## EXERCISE TASK
Filter the records below and copy every line containing the word "icon".

## EXTRACTED MATERIAL

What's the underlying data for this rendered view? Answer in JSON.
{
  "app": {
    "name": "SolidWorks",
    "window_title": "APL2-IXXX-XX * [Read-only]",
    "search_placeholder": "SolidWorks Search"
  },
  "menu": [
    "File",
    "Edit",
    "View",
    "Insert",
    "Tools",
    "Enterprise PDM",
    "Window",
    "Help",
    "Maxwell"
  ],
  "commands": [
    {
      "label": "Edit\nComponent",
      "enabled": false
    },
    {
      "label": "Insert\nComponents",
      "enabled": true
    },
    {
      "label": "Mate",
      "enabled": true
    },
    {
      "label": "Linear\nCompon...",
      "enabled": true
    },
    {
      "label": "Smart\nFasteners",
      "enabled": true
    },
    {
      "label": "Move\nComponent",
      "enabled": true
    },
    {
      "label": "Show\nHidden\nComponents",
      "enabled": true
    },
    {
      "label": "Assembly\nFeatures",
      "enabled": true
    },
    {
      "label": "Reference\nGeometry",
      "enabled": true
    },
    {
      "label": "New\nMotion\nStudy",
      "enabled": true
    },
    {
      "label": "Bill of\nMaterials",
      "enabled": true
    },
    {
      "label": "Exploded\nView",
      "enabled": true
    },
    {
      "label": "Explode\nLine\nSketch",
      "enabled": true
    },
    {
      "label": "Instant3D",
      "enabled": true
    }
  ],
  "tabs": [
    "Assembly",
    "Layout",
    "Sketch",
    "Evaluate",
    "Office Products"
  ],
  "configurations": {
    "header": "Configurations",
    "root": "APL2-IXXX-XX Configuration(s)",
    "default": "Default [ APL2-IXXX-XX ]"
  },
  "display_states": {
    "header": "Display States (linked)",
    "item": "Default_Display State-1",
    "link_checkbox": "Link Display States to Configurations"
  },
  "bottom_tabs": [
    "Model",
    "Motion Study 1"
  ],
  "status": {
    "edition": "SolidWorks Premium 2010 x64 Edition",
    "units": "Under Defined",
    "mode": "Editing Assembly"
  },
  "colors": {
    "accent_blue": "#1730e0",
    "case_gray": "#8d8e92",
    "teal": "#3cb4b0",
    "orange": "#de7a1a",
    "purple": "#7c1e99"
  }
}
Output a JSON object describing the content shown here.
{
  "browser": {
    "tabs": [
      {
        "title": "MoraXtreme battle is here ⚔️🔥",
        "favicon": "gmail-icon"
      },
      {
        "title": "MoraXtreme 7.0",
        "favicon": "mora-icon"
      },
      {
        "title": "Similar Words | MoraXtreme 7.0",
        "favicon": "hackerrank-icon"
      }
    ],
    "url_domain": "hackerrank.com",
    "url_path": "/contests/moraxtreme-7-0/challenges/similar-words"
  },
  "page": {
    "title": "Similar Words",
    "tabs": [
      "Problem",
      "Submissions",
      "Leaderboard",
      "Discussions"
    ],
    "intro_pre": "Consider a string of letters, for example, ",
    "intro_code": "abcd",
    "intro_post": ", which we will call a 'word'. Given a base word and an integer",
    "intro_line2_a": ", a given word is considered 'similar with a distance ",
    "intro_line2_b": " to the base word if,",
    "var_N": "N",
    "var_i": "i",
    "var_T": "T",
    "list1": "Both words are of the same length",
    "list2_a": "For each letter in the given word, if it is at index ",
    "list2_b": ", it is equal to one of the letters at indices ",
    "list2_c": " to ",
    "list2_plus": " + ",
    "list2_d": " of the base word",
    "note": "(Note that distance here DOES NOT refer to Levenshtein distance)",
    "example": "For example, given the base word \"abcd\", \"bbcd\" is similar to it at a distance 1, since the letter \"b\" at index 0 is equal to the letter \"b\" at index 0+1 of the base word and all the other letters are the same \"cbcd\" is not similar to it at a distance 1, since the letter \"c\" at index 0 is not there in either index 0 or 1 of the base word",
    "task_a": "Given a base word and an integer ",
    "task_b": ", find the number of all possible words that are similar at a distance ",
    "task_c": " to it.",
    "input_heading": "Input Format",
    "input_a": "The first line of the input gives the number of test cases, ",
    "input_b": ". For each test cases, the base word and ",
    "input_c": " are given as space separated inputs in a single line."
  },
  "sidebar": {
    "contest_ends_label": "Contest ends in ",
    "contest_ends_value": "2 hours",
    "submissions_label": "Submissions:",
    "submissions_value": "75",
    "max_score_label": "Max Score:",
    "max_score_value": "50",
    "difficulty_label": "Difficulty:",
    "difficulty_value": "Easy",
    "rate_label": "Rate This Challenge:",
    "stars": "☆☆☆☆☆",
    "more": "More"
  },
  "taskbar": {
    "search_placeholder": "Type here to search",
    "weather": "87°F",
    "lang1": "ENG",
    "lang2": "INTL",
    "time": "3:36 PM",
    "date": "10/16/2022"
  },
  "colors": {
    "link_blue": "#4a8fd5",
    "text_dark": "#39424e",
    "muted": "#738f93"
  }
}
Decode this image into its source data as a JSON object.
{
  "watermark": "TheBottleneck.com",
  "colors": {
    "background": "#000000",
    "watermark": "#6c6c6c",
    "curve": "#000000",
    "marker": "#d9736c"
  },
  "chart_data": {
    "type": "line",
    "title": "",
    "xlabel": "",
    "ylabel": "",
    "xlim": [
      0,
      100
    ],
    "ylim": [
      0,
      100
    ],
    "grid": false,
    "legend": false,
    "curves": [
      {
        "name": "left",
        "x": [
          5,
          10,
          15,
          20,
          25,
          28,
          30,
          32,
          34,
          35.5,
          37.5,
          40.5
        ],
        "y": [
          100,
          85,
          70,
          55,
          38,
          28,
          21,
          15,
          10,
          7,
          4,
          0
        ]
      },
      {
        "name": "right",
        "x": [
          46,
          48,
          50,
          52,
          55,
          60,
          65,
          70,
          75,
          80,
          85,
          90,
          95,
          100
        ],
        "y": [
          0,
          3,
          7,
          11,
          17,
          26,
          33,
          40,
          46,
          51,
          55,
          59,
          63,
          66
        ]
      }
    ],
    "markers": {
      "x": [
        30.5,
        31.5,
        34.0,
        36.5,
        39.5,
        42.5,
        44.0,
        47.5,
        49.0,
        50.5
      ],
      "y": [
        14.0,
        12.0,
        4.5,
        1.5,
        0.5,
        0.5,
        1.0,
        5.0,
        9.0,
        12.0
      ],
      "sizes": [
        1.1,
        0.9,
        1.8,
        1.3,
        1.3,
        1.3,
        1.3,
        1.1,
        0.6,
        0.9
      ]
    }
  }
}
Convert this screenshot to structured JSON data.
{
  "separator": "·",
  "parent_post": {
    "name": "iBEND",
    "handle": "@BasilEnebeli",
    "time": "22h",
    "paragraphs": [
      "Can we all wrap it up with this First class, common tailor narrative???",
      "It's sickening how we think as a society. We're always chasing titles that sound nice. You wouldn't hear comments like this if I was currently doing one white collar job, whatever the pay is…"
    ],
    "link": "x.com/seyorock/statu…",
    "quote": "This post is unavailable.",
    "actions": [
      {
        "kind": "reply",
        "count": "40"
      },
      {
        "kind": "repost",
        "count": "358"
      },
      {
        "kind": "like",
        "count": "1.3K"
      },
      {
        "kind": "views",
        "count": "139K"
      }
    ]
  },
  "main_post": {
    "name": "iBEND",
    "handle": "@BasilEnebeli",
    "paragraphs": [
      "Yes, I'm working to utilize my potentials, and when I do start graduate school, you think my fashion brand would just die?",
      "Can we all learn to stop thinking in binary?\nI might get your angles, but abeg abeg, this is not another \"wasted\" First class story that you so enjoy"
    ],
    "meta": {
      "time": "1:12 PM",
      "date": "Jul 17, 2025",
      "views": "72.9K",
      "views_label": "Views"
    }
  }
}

## PROBLEM SOLUTION
        "favicon": "gmail-icon"
        "favicon": "mora-icon"
        "favicon": "hackerrank-icon"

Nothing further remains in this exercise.